Figure record listings:
START

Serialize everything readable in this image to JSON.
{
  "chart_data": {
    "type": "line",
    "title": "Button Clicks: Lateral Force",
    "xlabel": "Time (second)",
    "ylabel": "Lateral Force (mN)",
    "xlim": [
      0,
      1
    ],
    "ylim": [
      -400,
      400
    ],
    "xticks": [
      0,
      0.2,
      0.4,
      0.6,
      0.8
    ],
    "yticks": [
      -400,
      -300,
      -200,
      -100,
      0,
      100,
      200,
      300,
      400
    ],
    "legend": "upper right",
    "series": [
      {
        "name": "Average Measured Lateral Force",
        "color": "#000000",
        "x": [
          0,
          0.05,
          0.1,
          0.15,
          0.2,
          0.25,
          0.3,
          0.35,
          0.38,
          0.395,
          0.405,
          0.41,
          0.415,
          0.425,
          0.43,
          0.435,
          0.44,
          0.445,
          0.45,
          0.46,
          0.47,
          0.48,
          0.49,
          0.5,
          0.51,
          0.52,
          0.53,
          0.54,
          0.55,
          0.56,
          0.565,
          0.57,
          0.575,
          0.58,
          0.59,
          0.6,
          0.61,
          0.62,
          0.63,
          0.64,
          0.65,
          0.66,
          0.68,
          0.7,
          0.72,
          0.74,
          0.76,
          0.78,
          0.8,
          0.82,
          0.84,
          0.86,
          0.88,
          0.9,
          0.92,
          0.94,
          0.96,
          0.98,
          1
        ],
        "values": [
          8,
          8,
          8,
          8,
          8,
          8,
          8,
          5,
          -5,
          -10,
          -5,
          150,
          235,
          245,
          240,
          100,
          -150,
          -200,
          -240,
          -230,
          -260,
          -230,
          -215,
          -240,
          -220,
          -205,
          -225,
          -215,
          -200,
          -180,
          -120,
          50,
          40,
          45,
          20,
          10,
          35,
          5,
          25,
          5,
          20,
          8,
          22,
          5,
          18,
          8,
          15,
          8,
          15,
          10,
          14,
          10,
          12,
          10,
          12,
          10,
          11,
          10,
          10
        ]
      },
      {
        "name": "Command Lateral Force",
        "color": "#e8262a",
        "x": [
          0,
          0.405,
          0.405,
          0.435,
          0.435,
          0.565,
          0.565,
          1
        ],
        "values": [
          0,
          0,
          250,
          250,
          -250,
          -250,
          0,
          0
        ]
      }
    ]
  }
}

END

Goal: Gather each line in the data that holds the string "Force".

Task solution:
    "title": "Button Clicks: Lateral Force",
    "ylabel": "Lateral Force (mN)",
        "name": "Average Measured Lateral Force",
        "name": "Command Lateral Force",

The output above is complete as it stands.